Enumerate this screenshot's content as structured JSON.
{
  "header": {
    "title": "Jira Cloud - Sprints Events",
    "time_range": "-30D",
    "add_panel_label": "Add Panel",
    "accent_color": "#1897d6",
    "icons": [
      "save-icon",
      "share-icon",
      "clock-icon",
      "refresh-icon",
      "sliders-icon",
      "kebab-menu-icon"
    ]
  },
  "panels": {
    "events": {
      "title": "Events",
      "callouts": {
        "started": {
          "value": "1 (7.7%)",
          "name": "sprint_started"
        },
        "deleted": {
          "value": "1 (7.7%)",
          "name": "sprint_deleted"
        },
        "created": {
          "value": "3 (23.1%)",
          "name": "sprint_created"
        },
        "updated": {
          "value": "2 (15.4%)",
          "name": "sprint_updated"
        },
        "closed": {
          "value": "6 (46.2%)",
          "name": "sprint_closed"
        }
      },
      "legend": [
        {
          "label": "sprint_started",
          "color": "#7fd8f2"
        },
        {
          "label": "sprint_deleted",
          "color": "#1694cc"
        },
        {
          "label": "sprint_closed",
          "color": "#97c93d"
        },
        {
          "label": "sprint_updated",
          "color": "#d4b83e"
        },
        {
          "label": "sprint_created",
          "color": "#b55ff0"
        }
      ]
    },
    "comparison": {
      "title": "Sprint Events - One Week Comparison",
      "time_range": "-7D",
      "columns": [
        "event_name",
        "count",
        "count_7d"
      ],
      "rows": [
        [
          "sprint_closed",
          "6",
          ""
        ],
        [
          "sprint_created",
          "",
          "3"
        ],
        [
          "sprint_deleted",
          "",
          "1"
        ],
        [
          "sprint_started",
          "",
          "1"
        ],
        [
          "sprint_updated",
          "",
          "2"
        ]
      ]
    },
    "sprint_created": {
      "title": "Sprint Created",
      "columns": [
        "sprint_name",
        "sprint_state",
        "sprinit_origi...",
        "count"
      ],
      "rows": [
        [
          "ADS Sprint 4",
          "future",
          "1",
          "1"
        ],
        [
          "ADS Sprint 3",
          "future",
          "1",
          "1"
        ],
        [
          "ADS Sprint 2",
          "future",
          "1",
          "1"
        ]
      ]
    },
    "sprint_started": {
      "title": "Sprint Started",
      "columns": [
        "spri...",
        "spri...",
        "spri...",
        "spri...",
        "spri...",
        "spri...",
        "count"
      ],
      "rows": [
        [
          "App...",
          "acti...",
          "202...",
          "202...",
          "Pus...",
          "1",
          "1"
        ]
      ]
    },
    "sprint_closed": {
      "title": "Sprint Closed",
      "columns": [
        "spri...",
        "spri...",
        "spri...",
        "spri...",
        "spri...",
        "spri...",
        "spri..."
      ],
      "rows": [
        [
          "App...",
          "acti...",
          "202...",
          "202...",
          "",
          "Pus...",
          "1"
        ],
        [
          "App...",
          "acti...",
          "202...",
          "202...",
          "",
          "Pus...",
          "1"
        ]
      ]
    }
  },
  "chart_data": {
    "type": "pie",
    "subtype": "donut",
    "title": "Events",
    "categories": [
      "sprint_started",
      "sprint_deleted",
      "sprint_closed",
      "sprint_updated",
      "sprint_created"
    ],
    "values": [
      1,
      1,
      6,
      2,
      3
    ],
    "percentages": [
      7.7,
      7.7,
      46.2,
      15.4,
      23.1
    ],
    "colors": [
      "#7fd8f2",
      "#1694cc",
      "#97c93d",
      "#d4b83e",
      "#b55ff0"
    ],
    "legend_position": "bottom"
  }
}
****************************************
# [TASK DIRECTIONS]
Reproduce every record, matching each line exactly.

# [FINISHED TASK]
Enumerate this screenshot's content as structured JSON.
{
  "header": {
    "title": "Jira Cloud - Sprints Events",
    "time_range": "-30D",
    "add_panel_label": "Add Panel",
    "accent_color": "#1897d6",
    "icons": [
      "save-icon",
      "share-icon",
      "clock-icon",
      "refresh-icon",
      "sliders-icon",
      "kebab-menu-icon"
    ]
  },
  "panels": {
    "events": {
      "title": "Events",
      "callouts": {
        "started": {
          "value": "1 (7.7%)",
          "name": "sprint_started"
        },
        "deleted": {
          "value": "1 (7.7%)",
          "name": "sprint_deleted"
        },
        "created": {
          "value": "3 (23.1%)",
          "name": "sprint_created"
        },
        "updated": {
          "value": "2 (15.4%)",
          "name": "sprint_updated"
        },
        "closed": {
          "value": "6 (46.2%)",
          "name": "sprint_closed"
        }
      },
      "legend": [
        {
          "label": "sprint_started",
          "color": "#7fd8f2"
        },
        {
          "label": "sprint_deleted",
          "color": "#1694cc"
        },
        {
          "label": "sprint_closed",
          "color": "#97c93d"
        },
        {
          "label": "sprint_updated",
          "color": "#d4b83e"
        },
        {
          "label": "sprint_created",
          "color": "#b55ff0"
        }
      ]
    },
    "comparison": {
      "title": "Sprint Events - One Week Comparison",
      "time_range": "-7D",
      "columns": [
        "event_name",
        "count",
        "count_7d"
      ],
      "rows": [
        [
          "sprint_closed",
          "6",
          ""
        ],
        [
          "sprint_created",
          "",
          "3"
        ],
        [
          "sprint_deleted",
          "",
          "1"
        ],
        [
          "sprint_started",
          "",
          "1"
        ],
        [
          "sprint_updated",
          "",
          "2"
        ]
      ]
    },
    "sprint_created": {
      "title": "Sprint Created",
      "columns": [
        "sprint_name",
        "sprint_state",
        "sprinit_origi...",
        "count"
      ],
      "rows": [
        [
          "ADS Sprint 4",
          "future",
          "1",
          "1"
        ],
        [
          "ADS Sprint 3",
          "future",
          "1",
          "1"
        ],
        [
          "ADS Sprint 2",
          "future",
          "1",
          "1"
        ]
      ]
    },
    "sprint_started": {
      "title": "Sprint Started",
      "columns": [
        "spri...",
        "spri...",
        "spri...",
        "spri...",
        "spri...",
        "spri...",
        "count"
      ],
      "rows": [
        [
          "App...",
          "acti...",
          "202...",
          "202...",
          "Pus...",
          "1",
          "1"
        ]
      ]
    },
    "sprint_closed": {
      "title": "Sprint Closed",
      "columns": [
        "spri...",
        "spri...",
        "spri...",
        "spri...",
        "spri...",
        "spri...",
        "spri..."
      ],
      "rows": [
        [
          "App...",
          "acti...",
          "202...",
          "202...",
          "",
          "Pus...",
          "1"
        ],
        [
          "App...",
          "acti...",
          "202...",
          "202...",
          "",
          "Pus...",
          "1"
        ]
      ]
    }
  },
  "chart_data": {
    "type": "pie",
    "subtype": "donut",
    "title": "Events",
    "categories": [
      "sprint_started",
      "sprint_deleted",
      "sprint_closed",
      "sprint_updated",
      "sprint_created"
    ],
    "values": [
      1,
      1,
      6,
      2,
      3
    ],
    "percentages": [
      7.7,
      7.7,
      46.2,
      15.4,
      23.1
    ],
    "colors": [
      "#7fd8f2",
      "#1694cc",
      "#97c93d",
      "#d4b83e",
      "#b55ff0"
    ],
    "legend_position": "bottom"
  }
}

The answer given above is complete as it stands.